-- Task directions --
Extract from the listing each line in which the word "يؤدي" appears.

··· Material provided

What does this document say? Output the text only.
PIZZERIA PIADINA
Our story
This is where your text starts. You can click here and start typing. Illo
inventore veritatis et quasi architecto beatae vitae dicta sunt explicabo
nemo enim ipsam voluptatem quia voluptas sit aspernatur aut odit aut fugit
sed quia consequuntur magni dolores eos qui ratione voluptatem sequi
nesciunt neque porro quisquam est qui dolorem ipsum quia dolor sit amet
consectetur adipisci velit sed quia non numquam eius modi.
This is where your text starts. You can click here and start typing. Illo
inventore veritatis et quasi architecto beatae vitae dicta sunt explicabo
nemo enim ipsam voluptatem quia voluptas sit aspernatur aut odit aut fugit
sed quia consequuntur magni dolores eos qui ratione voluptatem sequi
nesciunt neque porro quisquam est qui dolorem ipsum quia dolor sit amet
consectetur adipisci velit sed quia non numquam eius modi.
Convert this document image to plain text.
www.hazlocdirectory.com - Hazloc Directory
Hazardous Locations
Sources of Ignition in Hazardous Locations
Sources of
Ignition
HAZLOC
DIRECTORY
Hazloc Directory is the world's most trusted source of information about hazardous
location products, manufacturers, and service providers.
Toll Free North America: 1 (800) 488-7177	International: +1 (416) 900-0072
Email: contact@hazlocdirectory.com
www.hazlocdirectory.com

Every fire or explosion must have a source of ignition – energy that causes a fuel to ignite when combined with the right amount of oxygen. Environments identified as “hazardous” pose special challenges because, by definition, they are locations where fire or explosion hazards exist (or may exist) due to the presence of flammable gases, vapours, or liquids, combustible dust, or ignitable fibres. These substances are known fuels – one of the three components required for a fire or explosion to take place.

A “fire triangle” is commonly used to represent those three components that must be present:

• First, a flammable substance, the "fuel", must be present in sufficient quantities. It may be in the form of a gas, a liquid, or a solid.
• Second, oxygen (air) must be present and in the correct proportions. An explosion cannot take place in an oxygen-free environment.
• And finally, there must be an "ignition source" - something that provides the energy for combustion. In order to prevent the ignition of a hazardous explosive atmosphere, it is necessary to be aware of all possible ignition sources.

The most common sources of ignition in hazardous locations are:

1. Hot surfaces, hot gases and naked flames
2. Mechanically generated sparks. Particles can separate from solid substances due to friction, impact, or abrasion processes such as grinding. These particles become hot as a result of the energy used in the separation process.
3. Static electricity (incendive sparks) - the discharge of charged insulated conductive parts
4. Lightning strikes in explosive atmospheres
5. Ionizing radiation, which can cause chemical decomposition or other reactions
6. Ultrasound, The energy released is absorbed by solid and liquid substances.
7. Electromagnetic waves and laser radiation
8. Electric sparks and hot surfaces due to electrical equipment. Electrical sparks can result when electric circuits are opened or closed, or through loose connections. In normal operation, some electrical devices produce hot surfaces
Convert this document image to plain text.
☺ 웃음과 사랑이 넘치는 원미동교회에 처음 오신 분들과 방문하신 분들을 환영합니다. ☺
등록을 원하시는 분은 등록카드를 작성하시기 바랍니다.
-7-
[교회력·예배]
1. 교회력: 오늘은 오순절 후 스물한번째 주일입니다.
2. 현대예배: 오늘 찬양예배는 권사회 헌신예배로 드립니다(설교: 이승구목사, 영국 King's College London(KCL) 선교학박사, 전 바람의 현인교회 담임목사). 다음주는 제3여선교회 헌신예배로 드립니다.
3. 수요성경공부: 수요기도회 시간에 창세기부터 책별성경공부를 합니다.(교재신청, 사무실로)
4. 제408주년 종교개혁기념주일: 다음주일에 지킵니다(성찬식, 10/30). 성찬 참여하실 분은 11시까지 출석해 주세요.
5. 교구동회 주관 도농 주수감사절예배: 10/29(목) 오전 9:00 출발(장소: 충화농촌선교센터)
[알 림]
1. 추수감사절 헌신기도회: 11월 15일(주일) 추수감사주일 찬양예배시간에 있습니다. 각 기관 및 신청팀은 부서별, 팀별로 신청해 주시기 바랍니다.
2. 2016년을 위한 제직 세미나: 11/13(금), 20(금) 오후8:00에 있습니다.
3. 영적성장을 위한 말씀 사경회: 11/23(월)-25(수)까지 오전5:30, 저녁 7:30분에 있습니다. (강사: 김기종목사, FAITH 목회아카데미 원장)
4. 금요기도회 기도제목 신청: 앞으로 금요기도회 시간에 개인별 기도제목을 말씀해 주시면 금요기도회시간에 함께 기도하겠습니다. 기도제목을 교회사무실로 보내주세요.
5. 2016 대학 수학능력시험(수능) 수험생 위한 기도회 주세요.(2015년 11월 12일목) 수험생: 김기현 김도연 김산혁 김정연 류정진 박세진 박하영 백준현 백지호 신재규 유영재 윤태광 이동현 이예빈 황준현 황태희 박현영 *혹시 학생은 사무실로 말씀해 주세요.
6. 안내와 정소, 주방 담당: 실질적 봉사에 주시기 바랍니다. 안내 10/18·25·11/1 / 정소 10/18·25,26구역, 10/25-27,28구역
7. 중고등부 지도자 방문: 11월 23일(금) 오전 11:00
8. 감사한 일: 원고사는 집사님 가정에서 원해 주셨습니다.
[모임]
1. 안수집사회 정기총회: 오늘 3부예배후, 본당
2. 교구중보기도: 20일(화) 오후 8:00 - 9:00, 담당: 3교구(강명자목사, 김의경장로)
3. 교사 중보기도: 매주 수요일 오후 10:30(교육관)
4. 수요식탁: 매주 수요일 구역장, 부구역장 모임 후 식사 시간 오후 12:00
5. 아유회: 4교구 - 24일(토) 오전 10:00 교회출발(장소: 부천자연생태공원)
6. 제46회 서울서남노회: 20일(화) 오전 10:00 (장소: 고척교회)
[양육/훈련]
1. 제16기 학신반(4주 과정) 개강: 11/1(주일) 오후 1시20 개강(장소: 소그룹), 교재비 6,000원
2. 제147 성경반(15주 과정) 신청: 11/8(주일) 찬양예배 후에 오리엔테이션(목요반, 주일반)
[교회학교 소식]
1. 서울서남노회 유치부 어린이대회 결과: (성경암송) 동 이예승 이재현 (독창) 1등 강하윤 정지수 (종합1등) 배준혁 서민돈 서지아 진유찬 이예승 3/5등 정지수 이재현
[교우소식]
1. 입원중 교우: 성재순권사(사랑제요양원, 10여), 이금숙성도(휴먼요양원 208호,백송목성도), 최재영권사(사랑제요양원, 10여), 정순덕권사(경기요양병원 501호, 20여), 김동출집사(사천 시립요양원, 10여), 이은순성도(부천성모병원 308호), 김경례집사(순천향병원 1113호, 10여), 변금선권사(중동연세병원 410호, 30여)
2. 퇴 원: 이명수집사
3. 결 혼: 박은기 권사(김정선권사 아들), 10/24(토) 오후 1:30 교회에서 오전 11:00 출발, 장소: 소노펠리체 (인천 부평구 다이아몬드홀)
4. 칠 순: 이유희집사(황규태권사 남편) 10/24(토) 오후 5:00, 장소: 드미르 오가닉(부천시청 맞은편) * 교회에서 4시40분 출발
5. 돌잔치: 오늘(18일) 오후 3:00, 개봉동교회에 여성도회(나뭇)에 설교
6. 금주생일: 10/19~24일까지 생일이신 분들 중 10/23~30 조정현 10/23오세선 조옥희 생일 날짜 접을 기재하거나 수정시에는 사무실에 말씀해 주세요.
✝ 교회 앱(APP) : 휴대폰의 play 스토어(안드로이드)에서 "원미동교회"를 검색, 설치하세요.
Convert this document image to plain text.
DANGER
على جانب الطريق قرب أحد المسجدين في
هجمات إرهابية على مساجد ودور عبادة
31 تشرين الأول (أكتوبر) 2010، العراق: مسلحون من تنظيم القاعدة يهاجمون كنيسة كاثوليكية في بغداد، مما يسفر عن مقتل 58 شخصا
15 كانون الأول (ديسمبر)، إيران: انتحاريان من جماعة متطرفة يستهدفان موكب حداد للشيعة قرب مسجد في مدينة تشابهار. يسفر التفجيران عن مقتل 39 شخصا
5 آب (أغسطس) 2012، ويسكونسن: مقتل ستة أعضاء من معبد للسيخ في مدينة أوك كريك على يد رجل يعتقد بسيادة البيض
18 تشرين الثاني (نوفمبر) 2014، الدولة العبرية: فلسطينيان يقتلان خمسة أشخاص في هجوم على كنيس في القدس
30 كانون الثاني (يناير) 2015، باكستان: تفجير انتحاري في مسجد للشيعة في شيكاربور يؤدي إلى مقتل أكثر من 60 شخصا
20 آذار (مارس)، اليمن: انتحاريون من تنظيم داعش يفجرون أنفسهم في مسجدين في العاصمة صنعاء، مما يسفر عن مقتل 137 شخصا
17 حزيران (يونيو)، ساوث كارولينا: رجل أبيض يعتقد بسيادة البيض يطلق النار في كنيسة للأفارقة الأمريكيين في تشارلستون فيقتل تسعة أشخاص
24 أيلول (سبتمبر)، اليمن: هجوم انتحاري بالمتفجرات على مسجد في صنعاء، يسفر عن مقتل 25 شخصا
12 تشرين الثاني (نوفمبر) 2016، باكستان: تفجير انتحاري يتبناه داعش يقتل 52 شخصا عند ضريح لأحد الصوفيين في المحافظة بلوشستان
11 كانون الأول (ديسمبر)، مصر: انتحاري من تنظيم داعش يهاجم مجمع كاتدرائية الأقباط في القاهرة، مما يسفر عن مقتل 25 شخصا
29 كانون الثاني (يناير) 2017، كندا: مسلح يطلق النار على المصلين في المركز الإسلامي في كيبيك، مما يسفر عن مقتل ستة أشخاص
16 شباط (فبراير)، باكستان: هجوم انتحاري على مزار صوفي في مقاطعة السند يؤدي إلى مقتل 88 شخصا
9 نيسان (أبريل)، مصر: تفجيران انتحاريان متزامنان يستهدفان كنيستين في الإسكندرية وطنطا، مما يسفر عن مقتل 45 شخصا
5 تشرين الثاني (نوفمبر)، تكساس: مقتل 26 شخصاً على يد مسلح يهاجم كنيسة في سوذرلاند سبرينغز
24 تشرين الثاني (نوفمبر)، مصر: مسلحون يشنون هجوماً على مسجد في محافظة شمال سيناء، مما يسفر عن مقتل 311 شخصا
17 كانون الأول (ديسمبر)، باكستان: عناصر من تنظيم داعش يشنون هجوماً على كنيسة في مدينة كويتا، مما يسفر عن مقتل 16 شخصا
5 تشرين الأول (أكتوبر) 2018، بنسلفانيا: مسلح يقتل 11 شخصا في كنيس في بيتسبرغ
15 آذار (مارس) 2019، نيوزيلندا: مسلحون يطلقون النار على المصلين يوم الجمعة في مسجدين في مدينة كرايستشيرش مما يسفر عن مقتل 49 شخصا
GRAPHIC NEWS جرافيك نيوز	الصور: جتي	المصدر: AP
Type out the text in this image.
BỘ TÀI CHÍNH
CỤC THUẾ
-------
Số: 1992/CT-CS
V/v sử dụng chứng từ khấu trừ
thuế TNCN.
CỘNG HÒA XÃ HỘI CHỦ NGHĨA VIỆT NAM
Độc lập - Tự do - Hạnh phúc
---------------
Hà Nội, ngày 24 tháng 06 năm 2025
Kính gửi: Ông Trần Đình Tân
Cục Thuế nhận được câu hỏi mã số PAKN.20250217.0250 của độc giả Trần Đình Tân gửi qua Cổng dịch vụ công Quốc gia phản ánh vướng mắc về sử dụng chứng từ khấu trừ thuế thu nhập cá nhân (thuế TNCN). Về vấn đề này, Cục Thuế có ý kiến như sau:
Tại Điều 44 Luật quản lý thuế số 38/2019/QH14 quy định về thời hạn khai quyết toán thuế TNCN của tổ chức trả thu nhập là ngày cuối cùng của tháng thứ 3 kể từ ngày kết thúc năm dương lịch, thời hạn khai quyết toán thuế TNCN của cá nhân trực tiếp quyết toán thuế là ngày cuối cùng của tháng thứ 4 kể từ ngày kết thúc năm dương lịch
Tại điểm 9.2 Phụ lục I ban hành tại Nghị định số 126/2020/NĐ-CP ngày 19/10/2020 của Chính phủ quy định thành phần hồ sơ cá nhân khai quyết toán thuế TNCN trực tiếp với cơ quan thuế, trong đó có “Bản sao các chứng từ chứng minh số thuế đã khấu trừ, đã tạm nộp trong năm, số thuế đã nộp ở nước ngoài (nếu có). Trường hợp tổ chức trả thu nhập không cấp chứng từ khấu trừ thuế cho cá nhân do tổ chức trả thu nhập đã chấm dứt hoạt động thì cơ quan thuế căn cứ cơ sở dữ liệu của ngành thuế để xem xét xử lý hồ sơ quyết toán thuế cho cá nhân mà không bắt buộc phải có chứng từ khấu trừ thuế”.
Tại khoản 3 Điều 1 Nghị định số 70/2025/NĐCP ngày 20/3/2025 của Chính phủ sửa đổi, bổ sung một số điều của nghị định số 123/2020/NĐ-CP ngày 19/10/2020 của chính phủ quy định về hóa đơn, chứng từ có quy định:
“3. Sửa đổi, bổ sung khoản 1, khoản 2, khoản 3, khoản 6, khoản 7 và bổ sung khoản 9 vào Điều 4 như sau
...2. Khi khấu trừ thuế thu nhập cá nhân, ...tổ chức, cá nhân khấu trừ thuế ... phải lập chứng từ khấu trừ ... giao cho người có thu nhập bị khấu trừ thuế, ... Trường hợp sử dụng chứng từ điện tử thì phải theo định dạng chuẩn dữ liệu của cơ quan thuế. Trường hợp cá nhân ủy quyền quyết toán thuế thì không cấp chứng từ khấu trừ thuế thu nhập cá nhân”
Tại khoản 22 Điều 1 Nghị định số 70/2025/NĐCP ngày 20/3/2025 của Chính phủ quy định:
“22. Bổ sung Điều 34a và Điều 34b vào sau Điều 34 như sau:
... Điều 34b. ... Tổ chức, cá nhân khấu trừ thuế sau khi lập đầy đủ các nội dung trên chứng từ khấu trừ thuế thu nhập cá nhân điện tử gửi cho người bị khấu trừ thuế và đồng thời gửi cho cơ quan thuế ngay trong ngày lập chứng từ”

······

-- Completed exercise --
30 كانون الثاني (يناير) 2015، باكستان: تفجير انتحاري في مسجد للشيعة في شيكاربور يؤدي إلى مقتل أكثر من 60 شخصا
16 شباط (فبراير)، باكستان: هجوم انتحاري على مزار صوفي في مقاطعة السند يؤدي إلى مقتل 88 شخصا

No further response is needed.